Go through the records underneath and write each one out again exactly.

INPUT FOR THIS TASK:
____________________

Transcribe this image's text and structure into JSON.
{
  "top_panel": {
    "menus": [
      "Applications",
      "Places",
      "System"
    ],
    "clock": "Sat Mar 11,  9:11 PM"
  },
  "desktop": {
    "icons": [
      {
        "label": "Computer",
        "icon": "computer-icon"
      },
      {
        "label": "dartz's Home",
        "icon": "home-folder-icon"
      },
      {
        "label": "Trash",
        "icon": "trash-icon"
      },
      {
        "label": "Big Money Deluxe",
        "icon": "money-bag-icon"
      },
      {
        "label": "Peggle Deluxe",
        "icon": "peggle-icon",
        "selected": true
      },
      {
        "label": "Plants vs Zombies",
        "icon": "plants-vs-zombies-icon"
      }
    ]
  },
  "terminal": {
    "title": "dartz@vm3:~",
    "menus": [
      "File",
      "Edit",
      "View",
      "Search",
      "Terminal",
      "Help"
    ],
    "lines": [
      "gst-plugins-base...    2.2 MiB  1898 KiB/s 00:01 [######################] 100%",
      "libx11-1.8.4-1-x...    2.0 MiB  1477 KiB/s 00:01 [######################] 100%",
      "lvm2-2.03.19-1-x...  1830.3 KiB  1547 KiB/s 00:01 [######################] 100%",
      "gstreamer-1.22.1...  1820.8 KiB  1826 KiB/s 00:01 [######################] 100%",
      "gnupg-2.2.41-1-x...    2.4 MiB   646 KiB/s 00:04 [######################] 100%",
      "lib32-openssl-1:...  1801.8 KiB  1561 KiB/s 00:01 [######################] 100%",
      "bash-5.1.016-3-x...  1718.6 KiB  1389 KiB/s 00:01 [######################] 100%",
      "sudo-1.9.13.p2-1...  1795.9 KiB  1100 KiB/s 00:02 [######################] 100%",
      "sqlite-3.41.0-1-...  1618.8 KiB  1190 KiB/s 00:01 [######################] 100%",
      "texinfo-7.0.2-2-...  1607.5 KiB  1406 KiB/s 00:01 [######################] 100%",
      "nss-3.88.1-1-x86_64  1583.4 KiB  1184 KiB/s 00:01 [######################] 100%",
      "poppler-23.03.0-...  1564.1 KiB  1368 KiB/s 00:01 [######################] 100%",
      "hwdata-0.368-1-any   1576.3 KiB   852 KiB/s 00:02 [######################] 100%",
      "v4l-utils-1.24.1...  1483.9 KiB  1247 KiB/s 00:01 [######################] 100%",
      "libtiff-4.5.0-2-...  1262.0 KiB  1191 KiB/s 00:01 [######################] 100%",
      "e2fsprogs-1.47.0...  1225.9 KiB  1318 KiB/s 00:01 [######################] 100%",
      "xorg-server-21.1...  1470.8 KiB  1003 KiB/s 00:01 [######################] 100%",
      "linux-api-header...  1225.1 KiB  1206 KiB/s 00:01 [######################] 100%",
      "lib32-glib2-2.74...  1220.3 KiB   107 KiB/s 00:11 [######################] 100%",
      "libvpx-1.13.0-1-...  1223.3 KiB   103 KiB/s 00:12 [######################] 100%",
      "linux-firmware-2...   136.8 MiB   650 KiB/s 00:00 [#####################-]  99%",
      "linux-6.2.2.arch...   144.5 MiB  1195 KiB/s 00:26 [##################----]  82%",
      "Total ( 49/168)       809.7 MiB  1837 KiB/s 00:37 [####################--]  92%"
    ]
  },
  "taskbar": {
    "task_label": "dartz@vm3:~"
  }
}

____________________

FINISHED TASK:
Transcribe this image's text and structure into JSON.
{
  "top_panel": {
    "menus": [
      "Applications",
      "Places",
      "System"
    ],
    "clock": "Sat Mar 11,  9:11 PM"
  },
  "desktop": {
    "icons": [
      {
        "label": "Computer",
        "icon": "computer-icon"
      },
      {
        "label": "dartz's Home",
        "icon": "home-folder-icon"
      },
      {
        "label": "Trash",
        "icon": "trash-icon"
      },
      {
        "label": "Big Money Deluxe",
        "icon": "money-bag-icon"
      },
      {
        "label": "Peggle Deluxe",
        "icon": "peggle-icon",
        "selected": true
      },
      {
        "label": "Plants vs Zombies",
        "icon": "plants-vs-zombies-icon"
      }
    ]
  },
  "terminal": {
    "title": "dartz@vm3:~",
    "menus": [
      "File",
      "Edit",
      "View",
      "Search",
      "Terminal",
      "Help"
    ],
    "lines": [
      "gst-plugins-base...    2.2 MiB  1898 KiB/s 00:01 [######################] 100%",
      "libx11-1.8.4-1-x...    2.0 MiB  1477 KiB/s 00:01 [######################] 100%",
      "lvm2-2.03.19-1-x...  1830.3 KiB  1547 KiB/s 00:01 [######################] 100%",
      "gstreamer-1.22.1...  1820.8 KiB  1826 KiB/s 00:01 [######################] 100%",
      "gnupg-2.2.41-1-x...    2.4 MiB   646 KiB/s 00:04 [######################] 100%",
      "lib32-openssl-1:...  1801.8 KiB  1561 KiB/s 00:01 [######################] 100%",
      "bash-5.1.016-3-x...  1718.6 KiB  1389 KiB/s 00:01 [######################] 100%",
      "sudo-1.9.13.p2-1...  1795.9 KiB  1100 KiB/s 00:02 [######################] 100%",
      "sqlite-3.41.0-1-...  1618.8 KiB  1190 KiB/s 00:01 [######################] 100%",
      "texinfo-7.0.2-2-...  1607.5 KiB  1406 KiB/s 00:01 [######################] 100%",
      "nss-3.88.1-1-x86_64  1583.4 KiB  1184 KiB/s 00:01 [######################] 100%",
      "poppler-23.03.0-...  1564.1 KiB  1368 KiB/s 00:01 [######################] 100%",
      "hwdata-0.368-1-any   1576.3 KiB   852 KiB/s 00:02 [######################] 100%",
      "v4l-utils-1.24.1...  1483.9 KiB  1247 KiB/s 00:01 [######################] 100%",
      "libtiff-4.5.0-2-...  1262.0 KiB  1191 KiB/s 00:01 [######################] 100%",
      "e2fsprogs-1.47.0...  1225.9 KiB  1318 KiB/s 00:01 [######################] 100%",
      "xorg-server-21.1...  1470.8 KiB  1003 KiB/s 00:01 [######################] 100%",
      "linux-api-header...  1225.1 KiB  1206 KiB/s 00:01 [######################] 100%",
      "lib32-glib2-2.74...  1220.3 KiB   107 KiB/s 00:11 [######################] 100%",
      "libvpx-1.13.0-1-...  1223.3 KiB   103 KiB/s 00:12 [######################] 100%",
      "linux-firmware-2...   136.8 MiB   650 KiB/s 00:00 [#####################-]  99%",
      "linux-6.2.2.arch...   144.5 MiB  1195 KiB/s 00:26 [##################----]  82%",
      "Total ( 49/168)       809.7 MiB  1837 KiB/s 00:37 [####################--]  92%"
    ]
  },
  "taskbar": {
    "task_label": "dartz@vm3:~"
  }
}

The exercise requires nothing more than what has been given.